Every record below should be written out exactly; pictures stay out.

## Provided data
==========

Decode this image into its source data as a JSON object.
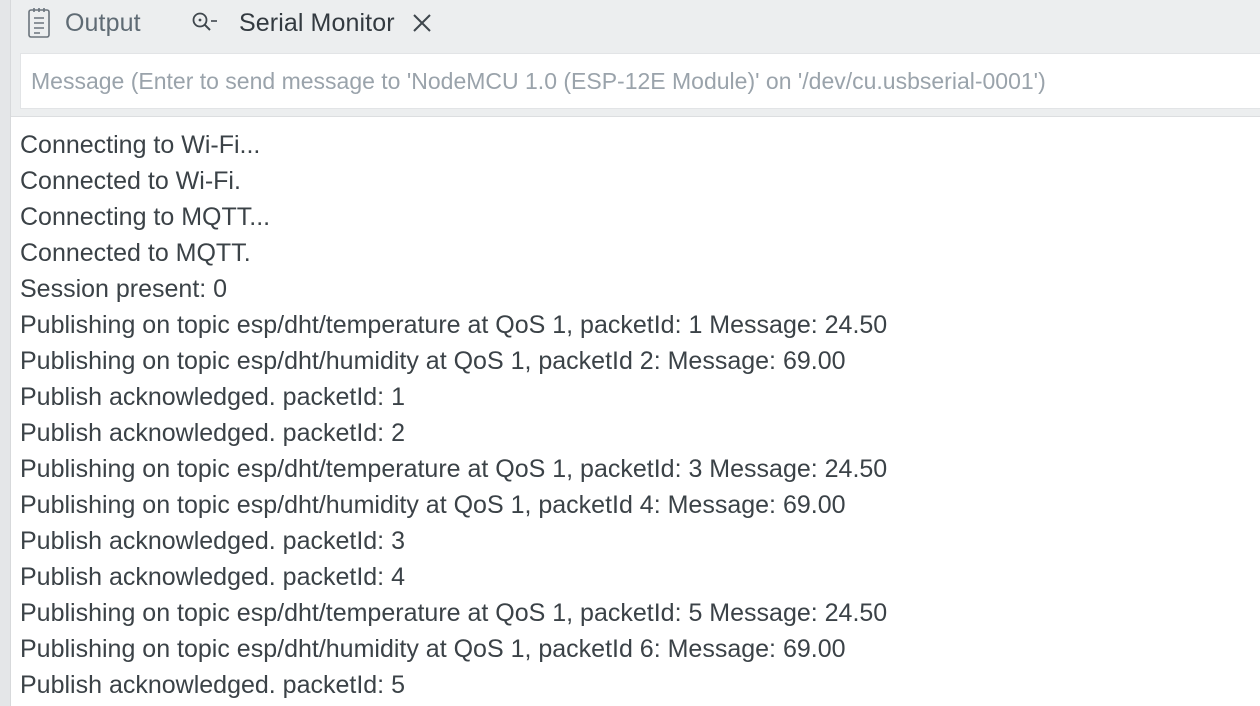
{
  "tabs": {
    "output": {
      "label": "Output"
    },
    "serial_monitor": {
      "label": "Serial Monitor",
      "active": true
    }
  },
  "message_input": {
    "placeholder": "Message (Enter to send message to 'NodeMCU 1.0 (ESP-12E Module)' on '/dev/cu.usbserial-0001')",
    "value": ""
  },
  "log_lines": [
    "Connecting to Wi-Fi...",
    "Connected to Wi-Fi.",
    "Connecting to MQTT...",
    "Connected to MQTT.",
    "Session present: 0",
    "Publishing on topic esp/dht/temperature at QoS 1, packetId: 1 Message: 24.50",
    "Publishing on topic esp/dht/humidity at QoS 1, packetId 2: Message: 69.00",
    "Publish acknowledged.  packetId: 1",
    "Publish acknowledged.  packetId: 2",
    "Publishing on topic esp/dht/temperature at QoS 1, packetId: 3 Message: 24.50",
    "Publishing on topic esp/dht/humidity at QoS 1, packetId 4: Message: 69.00",
    "Publish acknowledged.  packetId: 3",
    "Publish acknowledged.  packetId: 4",
    "Publishing on topic esp/dht/temperature at QoS 1, packetId: 5 Message: 24.50",
    "Publishing on topic esp/dht/humidity at QoS 1, packetId 6: Message: 69.00",
    "Publish acknowledged.  packetId: 5"
  ],
  "icons": {
    "output": "output-log-icon",
    "serial_monitor": "serial-monitor-icon",
    "close": "close-icon"
  }
}
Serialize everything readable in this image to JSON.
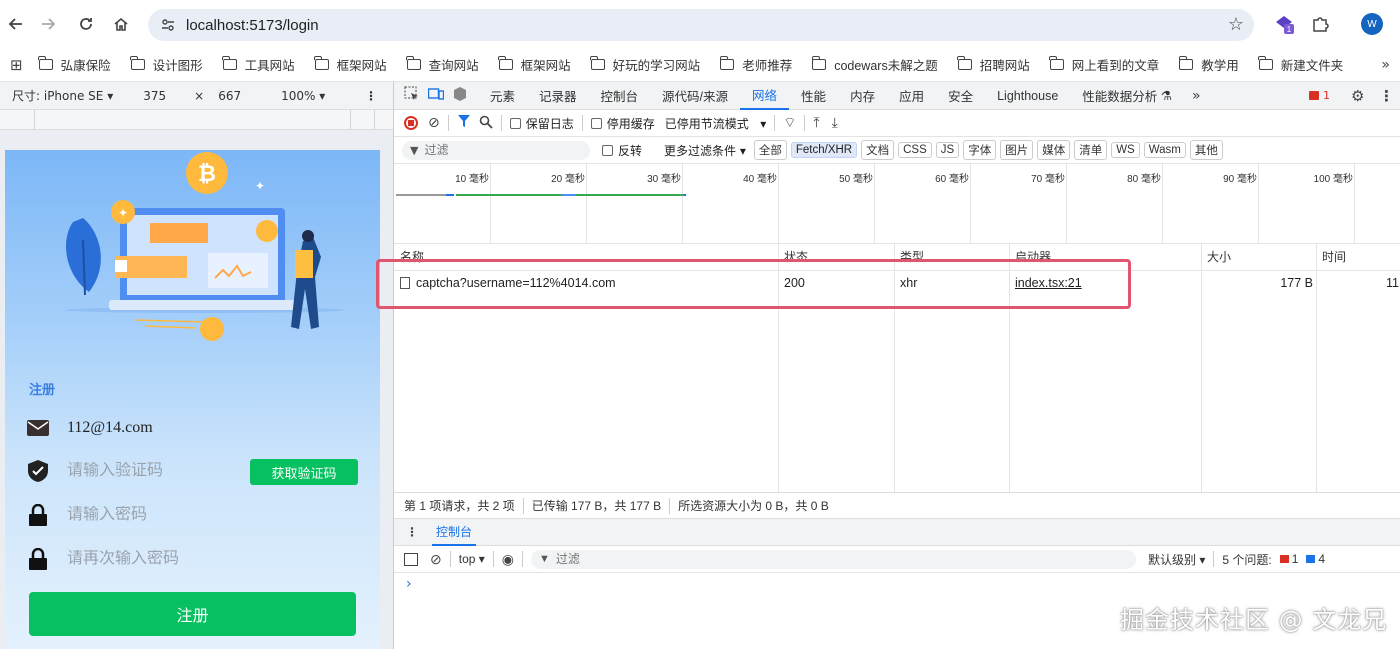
{
  "browser": {
    "url": "localhost:5173/login",
    "profile_initial": "W",
    "ext_badge": "1"
  },
  "bookmarks": [
    "弘康保险",
    "设计图形",
    "工具网站",
    "框架网站",
    "查询网站",
    "框架网站",
    "好玩的学习网站",
    "老师推荐",
    "codewars未解之题",
    "招聘网站",
    "网上看到的文章",
    "教学用",
    "新建文件夹"
  ],
  "device_toolbar": {
    "device_label": "尺寸: iPhone SE",
    "width": "375",
    "times": "×",
    "height": "667",
    "zoom": "100%"
  },
  "mobile": {
    "section_title": "注册",
    "email_value": "112@14.com",
    "code_placeholder": "请输入验证码",
    "code_button": "获取验证码",
    "password_placeholder": "请输入密码",
    "password2_placeholder": "请再次输入密码",
    "register_button": "注册"
  },
  "devtools": {
    "tabs": [
      "元素",
      "记录器",
      "控制台",
      "源代码/来源",
      "网络",
      "性能",
      "内存",
      "应用",
      "安全",
      "Lighthouse",
      "性能数据分析"
    ],
    "active_tab": "网络",
    "issues_count": "1",
    "toolbar1": {
      "preserve_log": "保留日志",
      "disable_cache": "停用缓存",
      "throttle": "已停用节流模式"
    },
    "toolbar2": {
      "filter_placeholder": "过滤",
      "invert": "反转",
      "more_filters": "更多过滤条件",
      "chips": [
        "全部",
        "Fetch/XHR",
        "文档",
        "CSS",
        "JS",
        "字体",
        "图片",
        "媒体",
        "清单",
        "WS",
        "Wasm",
        "其他"
      ],
      "active_chip": "Fetch/XHR"
    },
    "timeline_labels": [
      "10 毫秒",
      "20 毫秒",
      "30 毫秒",
      "40 毫秒",
      "50 毫秒",
      "60 毫秒",
      "70 毫秒",
      "80 毫秒",
      "90 毫秒",
      "100 毫秒"
    ],
    "table": {
      "columns": [
        "名称",
        "状态",
        "类型",
        "启动器",
        "大小",
        "时间"
      ],
      "rows": [
        {
          "name": "captcha?username=112%4014.com",
          "status": "200",
          "type": "xhr",
          "initiator": "index.tsx:21",
          "size": "177 B",
          "time": "11"
        }
      ]
    },
    "status": {
      "requests": "第 1 项请求，共 2 项",
      "transferred": "已传输 177 B，共 177 B",
      "resources": "所选资源大小为 0 B，共 0 B"
    },
    "drawer": {
      "tab": "控制台",
      "context": "top",
      "filter_placeholder": "过滤",
      "level": "默认级别",
      "issues_label": "5 个问题:",
      "errors": "1",
      "infos": "4"
    }
  },
  "watermark": "掘金技术社区 @ 文龙兄",
  "colors": {
    "accent_blue": "#1a73e8",
    "green": "#07c160",
    "highlight": "#e0566e"
  }
}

==========

## Exercise solution
Decode this image into its source data as a JSON object.
{
  "tabs": {
    "output": {
      "label": "Output"
    },
    "serial_monitor": {
      "label": "Serial Monitor",
      "active": true
    }
  },
  "message_input": {
    "placeholder": "Message (Enter to send message to 'NodeMCU 1.0 (ESP-12E Module)' on '/dev/cu.usbserial-0001')",
    "value": ""
  },
  "log_lines": [
    "Connecting to Wi-Fi...",
    "Connected to Wi-Fi.",
    "Connecting to MQTT...",
    "Connected to MQTT.",
    "Session present: 0",
    "Publishing on topic esp/dht/temperature at QoS 1, packetId: 1 Message: 24.50",
    "Publishing on topic esp/dht/humidity at QoS 1, packetId 2: Message: 69.00",
    "Publish acknowledged.  packetId: 1",
    "Publish acknowledged.  packetId: 2",
    "Publishing on topic esp/dht/temperature at QoS 1, packetId: 3 Message: 24.50",
    "Publishing on topic esp/dht/humidity at QoS 1, packetId 4: Message: 69.00",
    "Publish acknowledged.  packetId: 3",
    "Publish acknowledged.  packetId: 4",
    "Publishing on topic esp/dht/temperature at QoS 1, packetId: 5 Message: 24.50",
    "Publishing on topic esp/dht/humidity at QoS 1, packetId 6: Message: 69.00",
    "Publish acknowledged.  packetId: 5"
  ],
  "icons": {
    "output": "output-log-icon",
    "serial_monitor": "serial-monitor-icon",
    "close": "close-icon"
  }
}
Serialize everything readable in this image to JSON.
{
  "browser": {
    "url": "localhost:5173/login",
    "profile_initial": "W",
    "ext_badge": "1"
  },
  "bookmarks": [
    "弘康保险",
    "设计图形",
    "工具网站",
    "框架网站",
    "查询网站",
    "框架网站",
    "好玩的学习网站",
    "老师推荐",
    "codewars未解之题",
    "招聘网站",
    "网上看到的文章",
    "教学用",
    "新建文件夹"
  ],
  "device_toolbar": {
    "device_label": "尺寸: iPhone SE",
    "width": "375",
    "times": "×",
    "height": "667",
    "zoom": "100%"
  },
  "mobile": {
    "section_title": "注册",
    "email_value": "112@14.com",
    "code_placeholder": "请输入验证码",
    "code_button": "获取验证码",
    "password_placeholder": "请输入密码",
    "password2_placeholder": "请再次输入密码",
    "register_button": "注册"
  },
  "devtools": {
    "tabs": [
      "元素",
      "记录器",
      "控制台",
      "源代码/来源",
      "网络",
      "性能",
      "内存",
      "应用",
      "安全",
      "Lighthouse",
      "性能数据分析"
    ],
    "active_tab": "网络",
    "issues_count": "1",
    "toolbar1": {
      "preserve_log": "保留日志",
      "disable_cache": "停用缓存",
      "throttle": "已停用节流模式"
    },
    "toolbar2": {
      "filter_placeholder": "过滤",
      "invert": "反转",
      "more_filters": "更多过滤条件",
      "chips": [
        "全部",
        "Fetch/XHR",
        "文档",
        "CSS",
        "JS",
        "字体",
        "图片",
        "媒体",
        "清单",
        "WS",
        "Wasm",
        "其他"
      ],
      "active_chip": "Fetch/XHR"
    },
    "timeline_labels": [
      "10 毫秒",
      "20 毫秒",
      "30 毫秒",
      "40 毫秒",
      "50 毫秒",
      "60 毫秒",
      "70 毫秒",
      "80 毫秒",
      "90 毫秒",
      "100 毫秒"
    ],
    "table": {
      "columns": [
        "名称",
        "状态",
        "类型",
        "启动器",
        "大小",
        "时间"
      ],
      "rows": [
        {
          "name": "captcha?username=112%4014.com",
          "status": "200",
          "type": "xhr",
          "initiator": "index.tsx:21",
          "size": "177 B",
          "time": "11"
        }
      ]
    },
    "status": {
      "requests": "第 1 项请求，共 2 项",
      "transferred": "已传输 177 B，共 177 B",
      "resources": "所选资源大小为 0 B，共 0 B"
    },
    "drawer": {
      "tab": "控制台",
      "context": "top",
      "filter_placeholder": "过滤",
      "level": "默认级别",
      "issues_label": "5 个问题:",
      "errors": "1",
      "infos": "4"
    }
  },
  "watermark": "掘金技术社区 @ 文龙兄",
  "colors": {
    "accent_blue": "#1a73e8",
    "green": "#07c160",
    "highlight": "#e0566e"
  }
}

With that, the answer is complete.